▶ [Task to carry out] Write every line out verbatim and omit the pictures.

********

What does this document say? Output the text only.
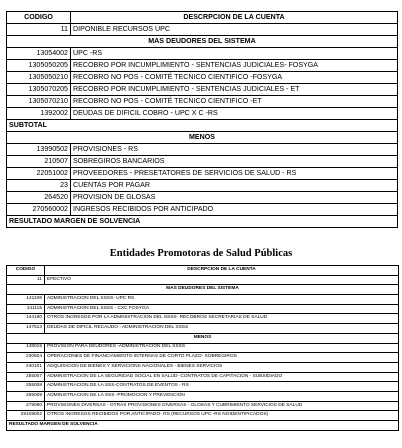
CODIGO	DESCRPCION DE LA CUENTA
11	DIPONIBLE RECURSOS UPC
MAS DEUDORES DEL SISTEMA	
13054002	UPC -RS
1305050205	RECOBRO POR INCUMPLIMIENTO - SENTENCIAS JUDICIALES- FOSYGA
1305050210	RECOBRO NO POS - COMITÉ TECNICO CIENTIFICO -FOSYGA
1305070205	RECOBRO POR INCUMPLIMIENTO - SENTENCIAS JUDICIALES - ET
1305070210	RECOBRO NO POS - COMITÉ TECNICO CIENTIFICO -ET
1392002	DEUDAS DE DIFICIL COBRO - UPC X C -RS
SUBTOTAL	
MENOS	
13990502	PROVISIONES - RS
210507	SOBREGIROS BANCARIOS
22051002	PROVEEDORES - PRESETATORES DE SERVICIOS DE SALUD - RS
23	CUENTAS POR PAGAR
264520	PROVISION DE GLOSAS
270560002	INGRESOS RECIBIDOS POR ANTICIPADO
RESULTADO MARGEN DE SOLVENCIA	
Entidades Promotoras de Salud Públicas
CODIGO	DESCRPCION DE LA CUENTA
11	EFECTIVO
MAS DEUDORES DEL SISTEMA	
141106	ADMINISTRACION DEL SSSS- UPC RS
141115	ADMINISTRACION DEL SSSS - CXC FOSYGA
144190	OTROS INGRESOS POR LA ADMINISTRACION DEL SSSS- RECOBROS SECRETARIAS DE SALUD
147513	DEUDAS DE DIFICIL RECAUDO - ADMINISTRACION DEL SSSS
MENOS	
148015	PROVISION PARA DEUDORES -ADMINISTRACION DEL SSSS
230604	OPERACIONES DE FINANCIAMIENTO INTERNAS DE CORTO PLAZO- SOBREGIROS
240101	ADQUISICION DE BIENES Y SERVICIONS NACIONALES - BIENES SERVICIOS
255007	ADMINISTRACION DE LA SEGURIDAD SOCIAL EN SALUD- CONTRATOS DE CAPITACION - SUBSIDIADO
255008	ADMINISTRACION DE LA SSS-CONTRATOS DE EVENTOS - RS
255009	ADMINISTRACION DE LA SSS -PROMOCION Y PREVENCION
279090	PROVISIONES DIVERSAS - OTRAS PROVISIONES DIVERSAS - GLOSAS Y CUBRIMIENTO SERVICIOS DE SALUD
29109002	OTROS INGRESOS RECIBIDOS POR ANTICIPADO- RS (RECURSOS UPC -RS NOIDENTIFICADOS)
RESULTADO MARGEN DE SOLVENCIA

********

▶ [Complete output]
What does this document say? Output the text only.
CODIGO	DESCRPCION DE LA CUENTA
11	DIPONIBLE RECURSOS UPC
MAS DEUDORES DEL SISTEMA	
13054002	UPC -RS
1305050205	RECOBRO POR INCUMPLIMIENTO - SENTENCIAS JUDICIALES- FOSYGA
1305050210	RECOBRO NO POS - COMITÉ TECNICO CIENTIFICO -FOSYGA
1305070205	RECOBRO POR INCUMPLIMIENTO - SENTENCIAS JUDICIALES - ET
1305070210	RECOBRO NO POS - COMITÉ TECNICO CIENTIFICO -ET
1392002	DEUDAS DE DIFICIL COBRO - UPC X C -RS
SUBTOTAL	
MENOS	
13990502	PROVISIONES - RS
210507	SOBREGIROS BANCARIOS
22051002	PROVEEDORES - PRESETATORES DE SERVICIOS DE SALUD - RS
23	CUENTAS POR PAGAR
264520	PROVISION DE GLOSAS
270560002	INGRESOS RECIBIDOS POR ANTICIPADO
RESULTADO MARGEN DE SOLVENCIA	
Entidades Promotoras de Salud Públicas
CODIGO	DESCRPCION DE LA CUENTA
11	EFECTIVO
MAS DEUDORES DEL SISTEMA	
141106	ADMINISTRACION DEL SSSS- UPC RS
141115	ADMINISTRACION DEL SSSS - CXC FOSYGA
144190	OTROS INGRESOS POR LA ADMINISTRACION DEL SSSS- RECOBROS SECRETARIAS DE SALUD
147513	DEUDAS DE DIFICIL RECAUDO - ADMINISTRACION DEL SSSS
MENOS	
148015	PROVISION PARA DEUDORES -ADMINISTRACION DEL SSSS
230604	OPERACIONES DE FINANCIAMIENTO INTERNAS DE CORTO PLAZO- SOBREGIROS
240101	ADQUISICION DE BIENES Y SERVICIONS NACIONALES - BIENES SERVICIOS
255007	ADMINISTRACION DE LA SEGURIDAD SOCIAL EN SALUD- CONTRATOS DE CAPITACION - SUBSIDIADO
255008	ADMINISTRACION DE LA SSS-CONTRATOS DE EVENTOS - RS
255009	ADMINISTRACION DE LA SSS -PROMOCION Y PREVENCION
279090	PROVISIONES DIVERSAS - OTRAS PROVISIONES DIVERSAS - GLOSAS Y CUBRIMIENTO SERVICIOS DE SALUD
29109002	OTROS INGRESOS RECIBIDOS POR ANTICIPADO- RS (RECURSOS UPC -RS NOIDENTIFICADOS)
RESULTADO MARGEN DE SOLVENCIA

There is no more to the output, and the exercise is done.